→ **What the task asks**
Copy the listing word for word, starting at its first line and stopping after the line that contains "236, 464, 240]".

>> start Given records

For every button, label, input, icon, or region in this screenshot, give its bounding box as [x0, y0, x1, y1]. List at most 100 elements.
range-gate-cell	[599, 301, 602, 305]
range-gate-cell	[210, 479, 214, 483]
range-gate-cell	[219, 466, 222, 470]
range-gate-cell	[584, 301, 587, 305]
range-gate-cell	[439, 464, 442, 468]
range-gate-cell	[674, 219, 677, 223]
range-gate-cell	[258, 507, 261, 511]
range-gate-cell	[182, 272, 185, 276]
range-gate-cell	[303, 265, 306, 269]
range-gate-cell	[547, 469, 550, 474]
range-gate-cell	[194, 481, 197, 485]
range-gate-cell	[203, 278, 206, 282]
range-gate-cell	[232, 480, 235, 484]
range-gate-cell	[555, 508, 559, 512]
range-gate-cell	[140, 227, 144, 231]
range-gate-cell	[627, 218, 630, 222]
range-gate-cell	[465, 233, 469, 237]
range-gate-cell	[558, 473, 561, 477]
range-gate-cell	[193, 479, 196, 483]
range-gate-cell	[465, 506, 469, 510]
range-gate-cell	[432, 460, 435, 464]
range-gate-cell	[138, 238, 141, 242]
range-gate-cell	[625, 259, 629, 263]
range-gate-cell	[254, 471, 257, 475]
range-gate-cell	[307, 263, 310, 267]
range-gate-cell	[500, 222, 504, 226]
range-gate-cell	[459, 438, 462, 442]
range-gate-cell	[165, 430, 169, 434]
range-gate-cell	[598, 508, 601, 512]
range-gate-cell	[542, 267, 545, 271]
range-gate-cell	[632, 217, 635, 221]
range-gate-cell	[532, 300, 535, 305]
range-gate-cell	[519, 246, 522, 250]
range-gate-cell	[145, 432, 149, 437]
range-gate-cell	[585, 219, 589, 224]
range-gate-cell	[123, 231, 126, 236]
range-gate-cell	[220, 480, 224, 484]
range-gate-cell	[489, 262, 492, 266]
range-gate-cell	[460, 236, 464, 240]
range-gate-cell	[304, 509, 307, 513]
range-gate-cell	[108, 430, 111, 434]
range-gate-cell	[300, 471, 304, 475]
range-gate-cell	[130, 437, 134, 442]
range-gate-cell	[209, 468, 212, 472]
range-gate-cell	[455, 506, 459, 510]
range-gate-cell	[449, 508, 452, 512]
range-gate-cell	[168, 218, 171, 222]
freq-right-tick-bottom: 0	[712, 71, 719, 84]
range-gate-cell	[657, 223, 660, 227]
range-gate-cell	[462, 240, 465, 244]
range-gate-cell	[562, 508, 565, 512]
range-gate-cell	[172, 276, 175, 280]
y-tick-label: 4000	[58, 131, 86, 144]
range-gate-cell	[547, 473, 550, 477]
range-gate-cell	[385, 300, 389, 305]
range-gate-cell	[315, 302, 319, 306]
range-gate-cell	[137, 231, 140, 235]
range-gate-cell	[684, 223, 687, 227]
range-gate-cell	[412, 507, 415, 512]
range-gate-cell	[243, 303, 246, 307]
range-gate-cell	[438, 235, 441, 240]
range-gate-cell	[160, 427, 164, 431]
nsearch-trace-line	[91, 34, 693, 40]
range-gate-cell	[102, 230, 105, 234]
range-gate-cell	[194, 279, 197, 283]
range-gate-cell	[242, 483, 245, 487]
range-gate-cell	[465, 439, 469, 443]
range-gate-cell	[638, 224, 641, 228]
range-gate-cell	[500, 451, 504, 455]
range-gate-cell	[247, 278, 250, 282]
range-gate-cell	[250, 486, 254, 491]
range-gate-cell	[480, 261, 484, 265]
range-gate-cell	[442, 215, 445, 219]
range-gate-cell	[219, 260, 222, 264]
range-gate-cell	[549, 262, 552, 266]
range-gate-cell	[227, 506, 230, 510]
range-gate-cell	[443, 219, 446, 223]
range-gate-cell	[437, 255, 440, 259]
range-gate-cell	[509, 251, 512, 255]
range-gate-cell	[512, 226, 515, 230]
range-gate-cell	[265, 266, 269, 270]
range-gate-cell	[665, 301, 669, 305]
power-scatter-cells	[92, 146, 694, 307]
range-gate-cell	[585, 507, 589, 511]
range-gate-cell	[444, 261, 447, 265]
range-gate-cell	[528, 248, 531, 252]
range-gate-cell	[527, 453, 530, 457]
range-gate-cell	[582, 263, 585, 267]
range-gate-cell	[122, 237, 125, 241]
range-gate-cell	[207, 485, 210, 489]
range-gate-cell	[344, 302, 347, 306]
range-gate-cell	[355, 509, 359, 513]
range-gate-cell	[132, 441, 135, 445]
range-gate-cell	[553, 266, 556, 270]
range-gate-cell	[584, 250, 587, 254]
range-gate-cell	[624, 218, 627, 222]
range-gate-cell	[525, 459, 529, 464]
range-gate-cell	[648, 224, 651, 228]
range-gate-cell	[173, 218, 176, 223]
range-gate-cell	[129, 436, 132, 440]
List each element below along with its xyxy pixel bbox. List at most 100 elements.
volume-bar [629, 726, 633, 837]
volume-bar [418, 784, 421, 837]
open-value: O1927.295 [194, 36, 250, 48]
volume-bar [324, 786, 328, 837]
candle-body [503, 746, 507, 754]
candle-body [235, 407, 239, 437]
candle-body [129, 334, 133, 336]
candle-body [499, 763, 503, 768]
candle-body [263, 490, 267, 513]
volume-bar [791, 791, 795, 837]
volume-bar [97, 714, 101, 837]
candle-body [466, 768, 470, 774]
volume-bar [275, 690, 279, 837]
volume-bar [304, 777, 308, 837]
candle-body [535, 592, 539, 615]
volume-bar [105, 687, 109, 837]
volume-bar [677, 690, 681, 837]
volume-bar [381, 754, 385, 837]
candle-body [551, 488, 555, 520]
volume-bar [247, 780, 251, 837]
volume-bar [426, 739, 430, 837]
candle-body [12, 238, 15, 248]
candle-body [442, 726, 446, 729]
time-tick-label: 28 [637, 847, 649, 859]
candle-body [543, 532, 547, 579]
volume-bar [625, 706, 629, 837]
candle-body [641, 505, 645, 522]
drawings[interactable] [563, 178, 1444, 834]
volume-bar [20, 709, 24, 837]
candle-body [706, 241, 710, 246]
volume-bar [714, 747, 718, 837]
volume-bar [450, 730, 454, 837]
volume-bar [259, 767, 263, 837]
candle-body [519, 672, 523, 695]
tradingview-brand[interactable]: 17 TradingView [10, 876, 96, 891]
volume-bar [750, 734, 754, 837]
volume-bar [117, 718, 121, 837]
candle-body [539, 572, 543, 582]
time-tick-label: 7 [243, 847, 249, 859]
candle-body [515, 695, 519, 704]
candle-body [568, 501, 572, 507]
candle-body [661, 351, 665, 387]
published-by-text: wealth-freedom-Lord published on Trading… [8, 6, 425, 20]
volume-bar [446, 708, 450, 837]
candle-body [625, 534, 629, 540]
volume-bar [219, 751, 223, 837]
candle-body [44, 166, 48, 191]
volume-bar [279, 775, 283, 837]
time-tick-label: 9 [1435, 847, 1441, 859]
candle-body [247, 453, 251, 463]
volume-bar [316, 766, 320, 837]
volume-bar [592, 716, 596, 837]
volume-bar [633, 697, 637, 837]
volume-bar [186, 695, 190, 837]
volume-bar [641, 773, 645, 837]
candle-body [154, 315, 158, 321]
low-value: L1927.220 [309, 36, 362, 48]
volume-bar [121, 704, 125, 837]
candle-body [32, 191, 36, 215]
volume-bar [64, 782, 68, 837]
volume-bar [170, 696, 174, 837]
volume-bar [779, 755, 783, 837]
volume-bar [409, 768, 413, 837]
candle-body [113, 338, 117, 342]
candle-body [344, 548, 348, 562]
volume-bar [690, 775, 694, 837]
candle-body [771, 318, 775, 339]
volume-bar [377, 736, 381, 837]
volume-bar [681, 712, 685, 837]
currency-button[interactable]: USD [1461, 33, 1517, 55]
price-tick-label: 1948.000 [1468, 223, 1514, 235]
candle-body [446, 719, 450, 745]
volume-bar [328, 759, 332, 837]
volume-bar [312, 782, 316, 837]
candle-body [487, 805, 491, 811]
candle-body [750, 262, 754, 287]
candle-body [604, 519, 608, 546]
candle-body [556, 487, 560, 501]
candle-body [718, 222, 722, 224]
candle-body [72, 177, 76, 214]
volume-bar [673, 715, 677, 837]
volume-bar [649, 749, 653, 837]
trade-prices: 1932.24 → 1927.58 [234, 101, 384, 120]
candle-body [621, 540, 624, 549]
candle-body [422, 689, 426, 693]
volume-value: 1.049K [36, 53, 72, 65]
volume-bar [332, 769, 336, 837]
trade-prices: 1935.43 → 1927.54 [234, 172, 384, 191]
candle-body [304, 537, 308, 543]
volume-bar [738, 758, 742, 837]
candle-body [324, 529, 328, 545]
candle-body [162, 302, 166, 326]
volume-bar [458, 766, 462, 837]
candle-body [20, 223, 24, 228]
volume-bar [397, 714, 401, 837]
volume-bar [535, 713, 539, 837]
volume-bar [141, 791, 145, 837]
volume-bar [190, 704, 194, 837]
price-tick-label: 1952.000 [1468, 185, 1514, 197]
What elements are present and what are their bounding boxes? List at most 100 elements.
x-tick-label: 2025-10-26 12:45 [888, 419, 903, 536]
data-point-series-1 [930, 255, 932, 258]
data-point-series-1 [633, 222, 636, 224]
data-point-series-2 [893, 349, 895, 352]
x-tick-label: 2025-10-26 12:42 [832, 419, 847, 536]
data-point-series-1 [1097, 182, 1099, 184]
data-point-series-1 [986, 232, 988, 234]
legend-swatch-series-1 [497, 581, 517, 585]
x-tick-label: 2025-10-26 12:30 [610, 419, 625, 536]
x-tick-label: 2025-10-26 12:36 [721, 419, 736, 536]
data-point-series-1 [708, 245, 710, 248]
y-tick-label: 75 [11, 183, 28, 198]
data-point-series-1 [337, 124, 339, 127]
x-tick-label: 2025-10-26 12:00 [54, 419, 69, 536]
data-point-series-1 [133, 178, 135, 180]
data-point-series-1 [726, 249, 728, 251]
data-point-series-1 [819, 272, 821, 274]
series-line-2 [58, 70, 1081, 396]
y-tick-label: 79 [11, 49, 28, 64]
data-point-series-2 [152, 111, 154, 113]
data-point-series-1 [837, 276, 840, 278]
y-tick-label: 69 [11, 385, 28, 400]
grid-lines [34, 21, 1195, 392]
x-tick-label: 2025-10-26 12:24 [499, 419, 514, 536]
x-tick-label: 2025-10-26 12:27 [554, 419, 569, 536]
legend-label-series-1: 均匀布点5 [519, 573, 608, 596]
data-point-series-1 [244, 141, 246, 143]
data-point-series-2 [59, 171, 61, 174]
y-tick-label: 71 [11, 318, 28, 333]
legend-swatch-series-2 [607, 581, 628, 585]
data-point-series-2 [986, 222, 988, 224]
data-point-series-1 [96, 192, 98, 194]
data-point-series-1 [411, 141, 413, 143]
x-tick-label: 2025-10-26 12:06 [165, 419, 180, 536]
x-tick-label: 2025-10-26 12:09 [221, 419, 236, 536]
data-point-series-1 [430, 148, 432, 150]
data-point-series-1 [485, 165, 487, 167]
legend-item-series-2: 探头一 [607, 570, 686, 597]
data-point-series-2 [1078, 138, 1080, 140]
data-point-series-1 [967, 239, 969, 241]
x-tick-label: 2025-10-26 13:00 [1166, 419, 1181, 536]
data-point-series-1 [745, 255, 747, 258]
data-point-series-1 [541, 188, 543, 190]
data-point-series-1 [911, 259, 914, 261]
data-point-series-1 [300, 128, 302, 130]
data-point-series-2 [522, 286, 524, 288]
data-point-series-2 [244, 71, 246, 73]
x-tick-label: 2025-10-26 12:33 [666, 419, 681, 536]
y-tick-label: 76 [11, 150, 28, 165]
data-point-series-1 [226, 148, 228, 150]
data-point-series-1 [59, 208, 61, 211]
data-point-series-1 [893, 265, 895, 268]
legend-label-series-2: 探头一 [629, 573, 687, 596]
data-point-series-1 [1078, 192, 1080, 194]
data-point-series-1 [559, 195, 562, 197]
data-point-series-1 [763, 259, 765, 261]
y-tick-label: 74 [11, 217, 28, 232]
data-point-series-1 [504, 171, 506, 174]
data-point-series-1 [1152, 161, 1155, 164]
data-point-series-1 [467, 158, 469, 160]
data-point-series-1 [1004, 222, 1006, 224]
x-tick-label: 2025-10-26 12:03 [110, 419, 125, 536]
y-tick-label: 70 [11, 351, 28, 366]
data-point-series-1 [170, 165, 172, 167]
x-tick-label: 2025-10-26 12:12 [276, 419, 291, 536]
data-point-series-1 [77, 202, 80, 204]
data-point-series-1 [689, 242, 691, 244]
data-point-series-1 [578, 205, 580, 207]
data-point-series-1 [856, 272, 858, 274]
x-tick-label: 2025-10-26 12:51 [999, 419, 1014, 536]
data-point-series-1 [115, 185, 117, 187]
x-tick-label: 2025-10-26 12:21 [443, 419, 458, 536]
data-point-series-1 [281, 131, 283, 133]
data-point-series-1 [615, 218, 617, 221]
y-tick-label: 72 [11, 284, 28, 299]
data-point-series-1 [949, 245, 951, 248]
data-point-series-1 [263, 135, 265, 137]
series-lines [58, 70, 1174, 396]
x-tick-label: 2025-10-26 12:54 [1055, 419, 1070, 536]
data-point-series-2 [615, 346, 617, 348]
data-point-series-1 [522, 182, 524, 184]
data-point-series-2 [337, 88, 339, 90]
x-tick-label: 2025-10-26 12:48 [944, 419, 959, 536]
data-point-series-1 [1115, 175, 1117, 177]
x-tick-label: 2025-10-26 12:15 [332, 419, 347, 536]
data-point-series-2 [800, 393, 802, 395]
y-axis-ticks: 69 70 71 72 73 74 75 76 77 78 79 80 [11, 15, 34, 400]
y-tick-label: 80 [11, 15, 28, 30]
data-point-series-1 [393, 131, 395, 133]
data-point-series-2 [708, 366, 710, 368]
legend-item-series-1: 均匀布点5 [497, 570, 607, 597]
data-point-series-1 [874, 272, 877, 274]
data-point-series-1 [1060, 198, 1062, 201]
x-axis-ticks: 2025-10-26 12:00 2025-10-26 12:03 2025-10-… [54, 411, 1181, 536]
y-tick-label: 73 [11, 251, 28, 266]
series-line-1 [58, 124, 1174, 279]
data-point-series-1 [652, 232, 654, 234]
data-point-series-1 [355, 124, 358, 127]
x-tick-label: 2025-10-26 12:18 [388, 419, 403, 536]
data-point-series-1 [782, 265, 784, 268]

>> end Given records

→ **Full output**
For every button, label, input, icon, or region in this screenshot, give its bounding box as [x0, y0, x1, y1]. List at most 100 elements.
range-gate-cell	[599, 301, 602, 305]
range-gate-cell	[210, 479, 214, 483]
range-gate-cell	[219, 466, 222, 470]
range-gate-cell	[584, 301, 587, 305]
range-gate-cell	[439, 464, 442, 468]
range-gate-cell	[674, 219, 677, 223]
range-gate-cell	[258, 507, 261, 511]
range-gate-cell	[182, 272, 185, 276]
range-gate-cell	[303, 265, 306, 269]
range-gate-cell	[547, 469, 550, 474]
range-gate-cell	[194, 481, 197, 485]
range-gate-cell	[203, 278, 206, 282]
range-gate-cell	[232, 480, 235, 484]
range-gate-cell	[555, 508, 559, 512]
range-gate-cell	[140, 227, 144, 231]
range-gate-cell	[627, 218, 630, 222]
range-gate-cell	[465, 233, 469, 237]
range-gate-cell	[558, 473, 561, 477]
range-gate-cell	[193, 479, 196, 483]
range-gate-cell	[465, 506, 469, 510]
range-gate-cell	[432, 460, 435, 464]
range-gate-cell	[138, 238, 141, 242]
range-gate-cell	[625, 259, 629, 263]
range-gate-cell	[254, 471, 257, 475]
range-gate-cell	[307, 263, 310, 267]
range-gate-cell	[500, 222, 504, 226]
range-gate-cell	[459, 438, 462, 442]
range-gate-cell	[165, 430, 169, 434]
range-gate-cell	[598, 508, 601, 512]
range-gate-cell	[542, 267, 545, 271]
range-gate-cell	[632, 217, 635, 221]
range-gate-cell	[532, 300, 535, 305]
range-gate-cell	[519, 246, 522, 250]
range-gate-cell	[145, 432, 149, 437]
range-gate-cell	[585, 219, 589, 224]
range-gate-cell	[123, 231, 126, 236]
range-gate-cell	[220, 480, 224, 484]
range-gate-cell	[489, 262, 492, 266]
range-gate-cell	[460, 236, 464, 240]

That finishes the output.